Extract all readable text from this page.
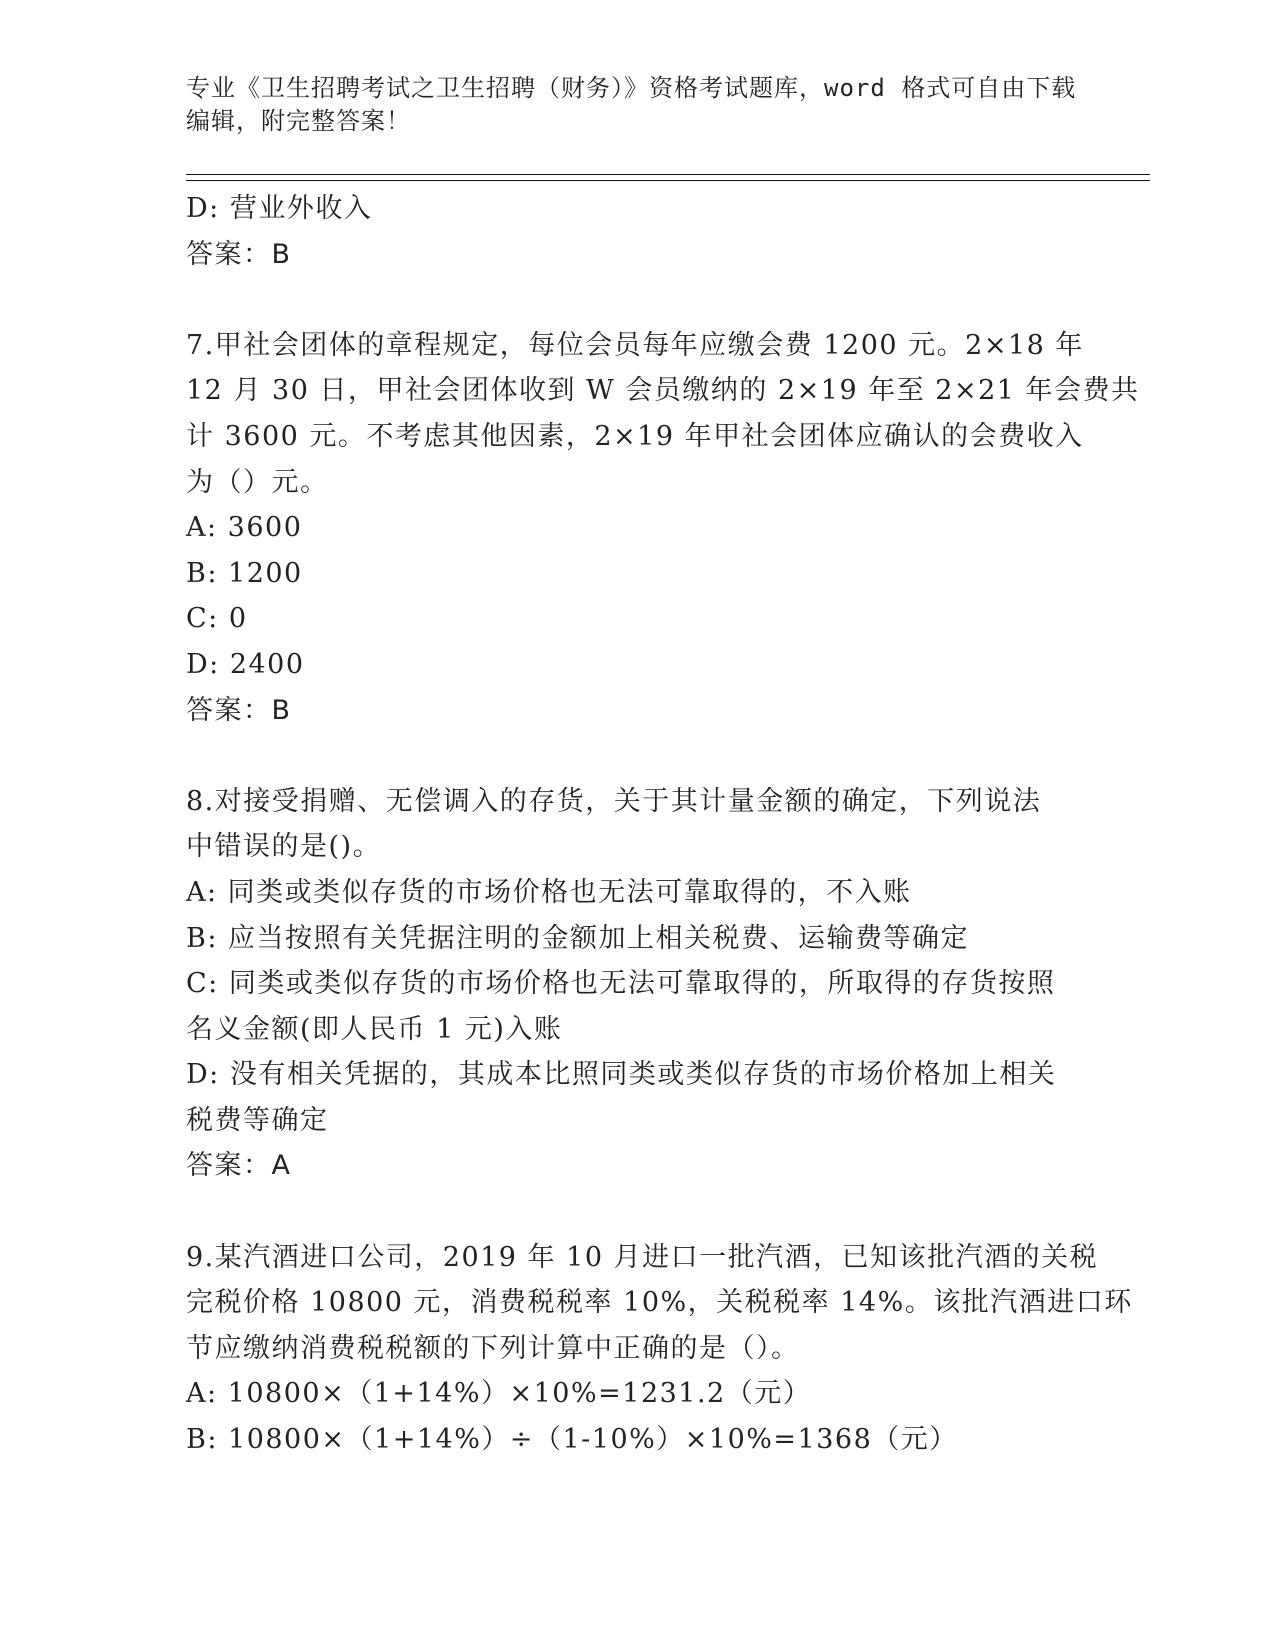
专业《卫生招聘考试之卫生招聘（财务）》资格考试题库，word 格式可自由下载
编辑，附完整答案！

D: 营业外收入

答案：B

7.甲社会团体的章程规定，每位会员每年应缴会费 1200 元。2×18 年

12 月 30 日，甲社会团体收到 W 会员缴纳的 2×19 年至 2×21 年会费共

计 3600 元。不考虑其他因素，2×19 年甲社会团体应确认的会费收入

为（）元。

A: 3600

B: 1200

C: 0

D: 2400

答案：B

8.对接受捐赠、无偿调入的存货，关于其计量金额的确定，下列说法

中错误的是()。

A: 同类或类似存货的市场价格也无法可靠取得的，不入账

B: 应当按照有关凭据注明的金额加上相关税费、运输费等确定

C: 同类或类似存货的市场价格也无法可靠取得的，所取得的存货按照

名义金额(即人民币 1 元)入账

D: 没有相关凭据的，其成本比照同类或类似存货的市场价格加上相关

税费等确定

答案：A

9.某汽酒进口公司，2019 年 10 月进口一批汽酒，已知该批汽酒的关税

完税价格 10800 元，消费税税率 10%，关税税率 14%。该批汽酒进口环

节应缴纳消费税税额的下列计算中正确的是（）。

A: 10800×（1+14%）×10%=1231.2（元）

B: 10800×（1+14%）÷（1-10%）×10%=1368（元）
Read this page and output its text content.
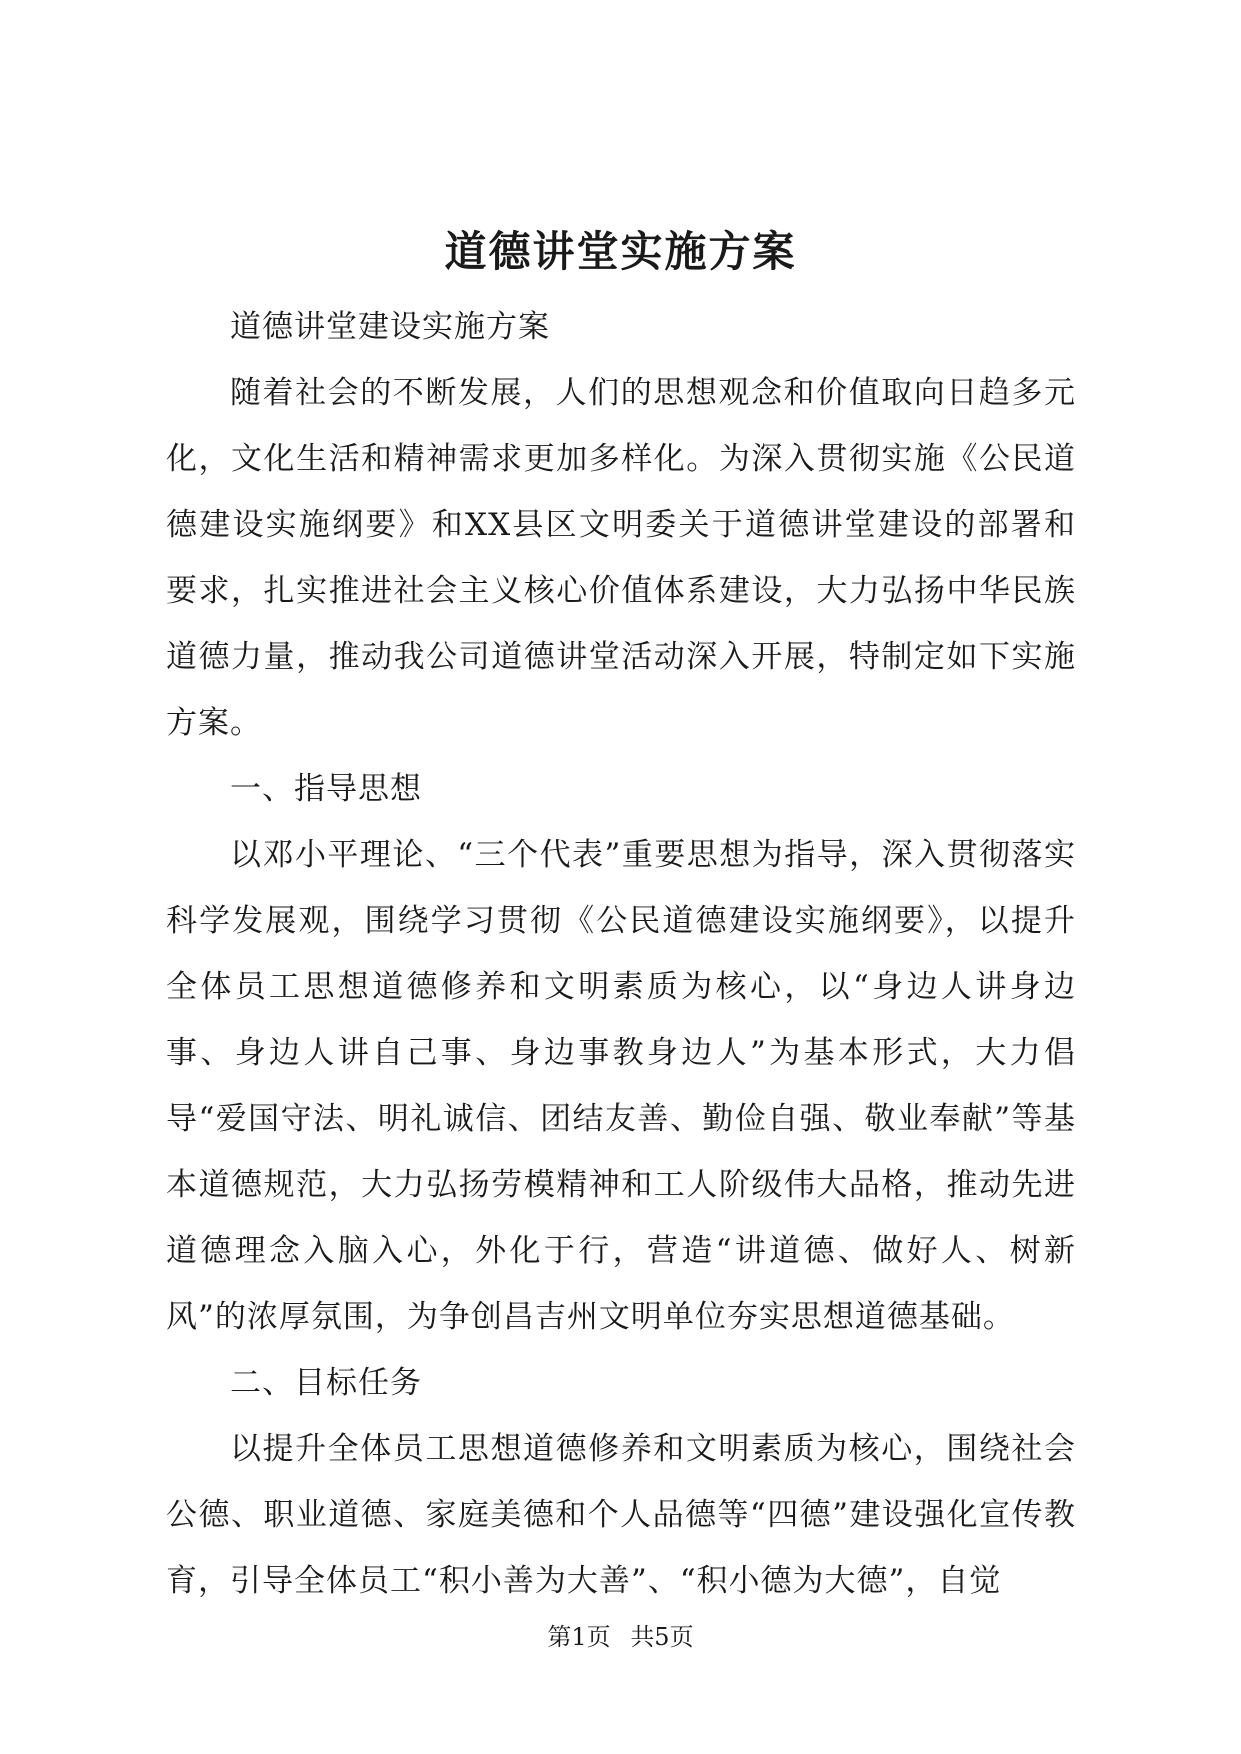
道德讲堂实施方案

道德讲堂建设实施方案

随着社会的不断发展，人们的思想观念和价值取向日趋多元化，文化生活和精神需求更加多样化。为深入贯彻实施《公民道德建设实施纲要》和XX县区文明委关于道德讲堂建设的部署和要求，扎实推进社会主义核心价值体系建设，大力弘扬中华民族道德力量，推动我公司道德讲堂活动深入开展，特制定如下实施方案。

一、指导思想

以邓小平理论、“三个代表”重要思想为指导，深入贯彻落实科学发展观，围绕学习贯彻《公民道德建设实施纲要》，以提升全体员工思想道德修养和文明素质为核心，以“身边人讲身边事、身边人讲自己事、身边事教身边人”为基本形式，大力倡导“爱国守法、明礼诚信、团结友善、勤俭自强、敬业奉献”等基本道德规范，大力弘扬劳模精神和工人阶级伟大品格，推动先进道德理念入脑入心，外化于行，营造“讲道德、做好人、树新风”的浓厚氛围，为争创昌吉州文明单位夯实思想道德基础。

二、目标任务

以提升全体员工思想道德修养和文明素质为核心，围绕社会公德、职业道德、家庭美德和个人品德等“四德”建设强化宣传教育，引导全体员工“积小善为大善”、“积小德为大德”，自觉

第1页 共5页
----
• **Problem to solve**: Repeat the material verbatim. Do not carry over any picture.

• **Task output**:
Extract all readable text from this page.
专业《卫生招聘考试之卫生招聘（财务）》资格考试题库，word 格式可自由下载
编辑，附完整答案！

D: 营业外收入

答案：B

7.甲社会团体的章程规定，每位会员每年应缴会费 1200 元。2×18 年

12 月 30 日，甲社会团体收到 W 会员缴纳的 2×19 年至 2×21 年会费共

计 3600 元。不考虑其他因素，2×19 年甲社会团体应确认的会费收入

为（）元。

A: 3600

B: 1200

C: 0

D: 2400

答案：B

8.对接受捐赠、无偿调入的存货，关于其计量金额的确定，下列说法

中错误的是()。

A: 同类或类似存货的市场价格也无法可靠取得的，不入账

B: 应当按照有关凭据注明的金额加上相关税费、运输费等确定

C: 同类或类似存货的市场价格也无法可靠取得的，所取得的存货按照

名义金额(即人民币 1 元)入账

D: 没有相关凭据的，其成本比照同类或类似存货的市场价格加上相关

税费等确定

答案：A

9.某汽酒进口公司，2019 年 10 月进口一批汽酒，已知该批汽酒的关税

完税价格 10800 元，消费税税率 10%，关税税率 14%。该批汽酒进口环

节应缴纳消费税税额的下列计算中正确的是（）。

A: 10800×（1+14%）×10%=1231.2（元）

B: 10800×（1+14%）÷（1-10%）×10%=1368（元）
Read this page and output its text content.
道德讲堂实施方案

道德讲堂建设实施方案

随着社会的不断发展，人们的思想观念和价值取向日趋多元化，文化生活和精神需求更加多样化。为深入贯彻实施《公民道德建设实施纲要》和XX县区文明委关于道德讲堂建设的部署和要求，扎实推进社会主义核心价值体系建设，大力弘扬中华民族道德力量，推动我公司道德讲堂活动深入开展，特制定如下实施方案。

一、指导思想

以邓小平理论、“三个代表”重要思想为指导，深入贯彻落实科学发展观，围绕学习贯彻《公民道德建设实施纲要》，以提升全体员工思想道德修养和文明素质为核心，以“身边人讲身边事、身边人讲自己事、身边事教身边人”为基本形式，大力倡导“爱国守法、明礼诚信、团结友善、勤俭自强、敬业奉献”等基本道德规范，大力弘扬劳模精神和工人阶级伟大品格，推动先进道德理念入脑入心，外化于行，营造“讲道德、做好人、树新风”的浓厚氛围，为争创昌吉州文明单位夯实思想道德基础。

二、目标任务

以提升全体员工思想道德修养和文明素质为核心，围绕社会公德、职业道德、家庭美德和个人品德等“四德”建设强化宣传教育，引导全体员工“积小善为大善”、“积小德为大德”，自觉

第1页 共5页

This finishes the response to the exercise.